--- begin ---

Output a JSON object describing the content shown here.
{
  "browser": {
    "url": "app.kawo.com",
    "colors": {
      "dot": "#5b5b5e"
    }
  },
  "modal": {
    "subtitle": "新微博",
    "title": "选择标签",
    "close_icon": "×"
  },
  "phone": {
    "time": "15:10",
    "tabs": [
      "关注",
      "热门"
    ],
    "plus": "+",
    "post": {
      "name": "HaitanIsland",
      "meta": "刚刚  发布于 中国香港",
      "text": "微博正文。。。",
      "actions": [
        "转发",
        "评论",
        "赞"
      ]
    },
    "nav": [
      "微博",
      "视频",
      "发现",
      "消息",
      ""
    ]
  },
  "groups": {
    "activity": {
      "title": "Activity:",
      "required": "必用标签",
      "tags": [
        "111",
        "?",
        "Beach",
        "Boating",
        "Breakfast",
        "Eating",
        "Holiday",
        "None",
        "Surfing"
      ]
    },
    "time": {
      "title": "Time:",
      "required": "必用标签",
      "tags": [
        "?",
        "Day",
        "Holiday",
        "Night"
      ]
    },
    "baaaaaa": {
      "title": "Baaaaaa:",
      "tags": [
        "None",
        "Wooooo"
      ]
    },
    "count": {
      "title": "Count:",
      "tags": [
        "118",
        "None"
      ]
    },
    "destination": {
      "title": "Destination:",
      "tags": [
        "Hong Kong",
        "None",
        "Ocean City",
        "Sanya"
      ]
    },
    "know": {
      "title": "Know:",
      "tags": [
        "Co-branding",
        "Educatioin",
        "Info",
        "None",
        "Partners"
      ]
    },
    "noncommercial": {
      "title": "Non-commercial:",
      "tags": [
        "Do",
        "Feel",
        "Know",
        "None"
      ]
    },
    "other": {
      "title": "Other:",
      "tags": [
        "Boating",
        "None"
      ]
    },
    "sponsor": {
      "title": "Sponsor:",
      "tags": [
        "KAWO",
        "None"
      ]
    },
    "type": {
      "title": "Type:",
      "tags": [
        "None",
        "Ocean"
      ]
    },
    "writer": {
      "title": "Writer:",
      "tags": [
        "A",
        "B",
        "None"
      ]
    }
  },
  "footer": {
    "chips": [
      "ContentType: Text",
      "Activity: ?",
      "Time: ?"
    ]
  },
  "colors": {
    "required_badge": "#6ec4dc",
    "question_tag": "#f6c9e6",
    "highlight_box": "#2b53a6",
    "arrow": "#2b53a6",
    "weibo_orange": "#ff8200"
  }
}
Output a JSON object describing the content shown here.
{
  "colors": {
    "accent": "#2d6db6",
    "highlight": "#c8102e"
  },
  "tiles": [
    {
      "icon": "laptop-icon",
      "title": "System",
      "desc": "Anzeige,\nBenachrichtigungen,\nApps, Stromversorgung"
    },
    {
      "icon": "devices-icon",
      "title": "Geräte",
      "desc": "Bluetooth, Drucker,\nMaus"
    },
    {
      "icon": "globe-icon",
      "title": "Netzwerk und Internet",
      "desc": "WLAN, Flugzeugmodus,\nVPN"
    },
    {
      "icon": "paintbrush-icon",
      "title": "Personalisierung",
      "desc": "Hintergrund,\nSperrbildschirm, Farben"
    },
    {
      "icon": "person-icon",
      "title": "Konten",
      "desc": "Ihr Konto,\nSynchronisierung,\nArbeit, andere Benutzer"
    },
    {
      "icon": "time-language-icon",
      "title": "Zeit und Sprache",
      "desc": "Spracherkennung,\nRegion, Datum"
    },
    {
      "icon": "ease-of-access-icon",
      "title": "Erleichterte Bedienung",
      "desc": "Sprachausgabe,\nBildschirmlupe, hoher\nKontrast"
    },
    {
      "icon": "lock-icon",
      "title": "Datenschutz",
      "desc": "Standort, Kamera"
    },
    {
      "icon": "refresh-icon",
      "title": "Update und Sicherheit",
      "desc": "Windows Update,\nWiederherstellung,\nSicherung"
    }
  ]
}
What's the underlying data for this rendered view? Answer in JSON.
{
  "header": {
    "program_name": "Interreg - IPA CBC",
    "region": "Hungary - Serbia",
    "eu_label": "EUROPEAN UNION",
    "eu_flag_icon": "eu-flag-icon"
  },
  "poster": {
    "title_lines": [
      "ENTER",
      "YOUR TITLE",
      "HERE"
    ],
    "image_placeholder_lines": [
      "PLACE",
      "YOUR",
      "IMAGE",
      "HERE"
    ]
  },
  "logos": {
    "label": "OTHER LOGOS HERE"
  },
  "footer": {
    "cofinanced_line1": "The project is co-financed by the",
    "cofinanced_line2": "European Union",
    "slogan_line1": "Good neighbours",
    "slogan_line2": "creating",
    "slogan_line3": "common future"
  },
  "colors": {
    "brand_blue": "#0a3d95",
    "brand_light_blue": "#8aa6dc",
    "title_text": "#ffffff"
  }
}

--- end ---

**Directions:** Quote, word for word, every line starting at the one that contains "What's the underlying" and ending with the final line of the entries.

**Written response:**
What's the underlying data for this rendered view? Answer in JSON.
{
  "header": {
    "program_name": "Interreg - IPA CBC",
    "region": "Hungary - Serbia",
    "eu_label": "EUROPEAN UNION",
    "eu_flag_icon": "eu-flag-icon"
  },
  "poster": {
    "title_lines": [
      "ENTER",
      "YOUR TITLE",
      "HERE"
    ],
    "image_placeholder_lines": [
      "PLACE",
      "YOUR",
      "IMAGE",
      "HERE"
    ]
  },
  "logos": {
    "label": "OTHER LOGOS HERE"
  },
  "footer": {
    "cofinanced_line1": "The project is co-financed by the",
    "cofinanced_line2": "European Union",
    "slogan_line1": "Good neighbours",
    "slogan_line2": "creating",
    "slogan_line3": "common future"
  },
  "colors": {
    "brand_blue": "#0a3d95",
    "brand_light_blue": "#8aa6dc",
    "title_text": "#ffffff"
  }
}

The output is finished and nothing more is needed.